● WHAT YOU HAVE TO DO
Write out the data again in full, exactly as it reads.

— START OF EXERCISE INPUTS —

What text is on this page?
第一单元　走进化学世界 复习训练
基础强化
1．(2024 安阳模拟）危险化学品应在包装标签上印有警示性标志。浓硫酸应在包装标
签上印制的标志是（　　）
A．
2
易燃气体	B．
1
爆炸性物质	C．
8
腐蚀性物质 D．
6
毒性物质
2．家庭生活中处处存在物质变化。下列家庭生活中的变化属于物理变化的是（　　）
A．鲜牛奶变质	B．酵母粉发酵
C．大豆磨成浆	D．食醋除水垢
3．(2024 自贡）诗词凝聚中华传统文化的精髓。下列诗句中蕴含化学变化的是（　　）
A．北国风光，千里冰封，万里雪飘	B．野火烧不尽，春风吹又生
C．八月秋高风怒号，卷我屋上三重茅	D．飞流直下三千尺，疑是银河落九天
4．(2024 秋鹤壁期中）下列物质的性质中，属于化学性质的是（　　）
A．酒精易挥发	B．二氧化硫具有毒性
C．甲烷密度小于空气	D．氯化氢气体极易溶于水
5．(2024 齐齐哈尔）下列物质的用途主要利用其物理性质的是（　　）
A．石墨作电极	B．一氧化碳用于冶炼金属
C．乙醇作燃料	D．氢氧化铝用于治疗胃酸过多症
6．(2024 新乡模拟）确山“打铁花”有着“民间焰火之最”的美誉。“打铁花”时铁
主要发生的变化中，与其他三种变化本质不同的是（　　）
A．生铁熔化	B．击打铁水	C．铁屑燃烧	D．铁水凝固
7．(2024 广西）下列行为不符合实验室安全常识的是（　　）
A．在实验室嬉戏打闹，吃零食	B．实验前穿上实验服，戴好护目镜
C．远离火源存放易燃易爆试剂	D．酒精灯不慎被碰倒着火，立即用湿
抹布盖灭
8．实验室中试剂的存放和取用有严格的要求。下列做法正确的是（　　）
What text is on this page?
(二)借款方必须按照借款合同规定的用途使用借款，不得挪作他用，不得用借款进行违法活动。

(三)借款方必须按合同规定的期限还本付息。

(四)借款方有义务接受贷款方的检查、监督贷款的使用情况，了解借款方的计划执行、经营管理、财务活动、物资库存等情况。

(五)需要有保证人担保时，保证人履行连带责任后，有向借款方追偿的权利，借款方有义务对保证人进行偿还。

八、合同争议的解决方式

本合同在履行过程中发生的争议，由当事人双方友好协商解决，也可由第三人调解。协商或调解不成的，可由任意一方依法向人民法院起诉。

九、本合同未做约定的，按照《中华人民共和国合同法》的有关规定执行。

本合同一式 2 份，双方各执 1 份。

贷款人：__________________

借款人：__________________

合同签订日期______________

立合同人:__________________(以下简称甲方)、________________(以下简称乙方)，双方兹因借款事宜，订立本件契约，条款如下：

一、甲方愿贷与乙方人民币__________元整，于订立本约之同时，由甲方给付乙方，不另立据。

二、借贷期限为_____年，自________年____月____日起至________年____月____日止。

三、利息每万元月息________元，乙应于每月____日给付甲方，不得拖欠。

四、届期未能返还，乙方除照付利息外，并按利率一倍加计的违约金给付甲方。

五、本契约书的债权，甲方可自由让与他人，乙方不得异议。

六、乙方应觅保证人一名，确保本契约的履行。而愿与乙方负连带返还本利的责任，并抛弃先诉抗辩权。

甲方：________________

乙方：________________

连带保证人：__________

— END OF EXERCISE INPUTS —

● WRITTEN REPLY
What text is on this page?
第一单元　走进化学世界 复习训练
基础强化
1．(2024 安阳模拟）危险化学品应在包装标签上印有警示性标志。浓硫酸应在包装标
签上印制的标志是（　　）
A．
2
易燃气体	B．
1
爆炸性物质	C．
8
腐蚀性物质 D．
6
毒性物质
2．家庭生活中处处存在物质变化。下列家庭生活中的变化属于物理变化的是（　　）
A．鲜牛奶变质	B．酵母粉发酵
C．大豆磨成浆	D．食醋除水垢
3．(2024 自贡）诗词凝聚中华传统文化的精髓。下列诗句中蕴含化学变化的是（　　）
A．北国风光，千里冰封，万里雪飘	B．野火烧不尽，春风吹又生
C．八月秋高风怒号，卷我屋上三重茅	D．飞流直下三千尺，疑是银河落九天
4．(2024 秋鹤壁期中）下列物质的性质中，属于化学性质的是（　　）
A．酒精易挥发	B．二氧化硫具有毒性
C．甲烷密度小于空气	D．氯化氢气体极易溶于水
5．(2024 齐齐哈尔）下列物质的用途主要利用其物理性质的是（　　）
A．石墨作电极	B．一氧化碳用于冶炼金属
C．乙醇作燃料	D．氢氧化铝用于治疗胃酸过多症
6．(2024 新乡模拟）确山“打铁花”有着“民间焰火之最”的美誉。“打铁花”时铁
主要发生的变化中，与其他三种变化本质不同的是（　　）
A．生铁熔化	B．击打铁水	C．铁屑燃烧	D．铁水凝固
7．(2024 广西）下列行为不符合实验室安全常识的是（　　）
A．在实验室嬉戏打闹，吃零食	B．实验前穿上实验服，戴好护目镜
C．远离火源存放易燃易爆试剂	D．酒精灯不慎被碰倒着火，立即用湿
抹布盖灭
8．实验室中试剂的存放和取用有严格的要求。下列做法正确的是（　　）
What text is on this page?
(二)借款方必须按照借款合同规定的用途使用借款，不得挪作他用，不得用借款进行违法活动。

(三)借款方必须按合同规定的期限还本付息。

(四)借款方有义务接受贷款方的检查、监督贷款的使用情况，了解借款方的计划执行、经营管理、财务活动、物资库存等情况。

(五)需要有保证人担保时，保证人履行连带责任后，有向借款方追偿的权利，借款方有义务对保证人进行偿还。

八、合同争议的解决方式

本合同在履行过程中发生的争议，由当事人双方友好协商解决，也可由第三人调解。协商或调解不成的，可由任意一方依法向人民法院起诉。

九、本合同未做约定的，按照《中华人民共和国合同法》的有关规定执行。

本合同一式 2 份，双方各执 1 份。

贷款人：__________________

借款人：__________________

合同签订日期______________

立合同人:__________________(以下简称甲方)、________________(以下简称乙方)，双方兹因借款事宜，订立本件契约，条款如下：

一、甲方愿贷与乙方人民币__________元整，于订立本约之同时，由甲方给付乙方，不另立据。

二、借贷期限为_____年，自________年____月____日起至________年____月____日止。

三、利息每万元月息________元，乙应于每月____日给付甲方，不得拖欠。

四、届期未能返还，乙方除照付利息外，并按利率一倍加计的违约金给付甲方。

五、本契约书的债权，甲方可自由让与他人，乙方不得异议。

六、乙方应觅保证人一名，确保本契约的履行。而愿与乙方负连带返还本利的责任，并抛弃先诉抗辩权。

甲方：________________

乙方：________________

连带保证人：__________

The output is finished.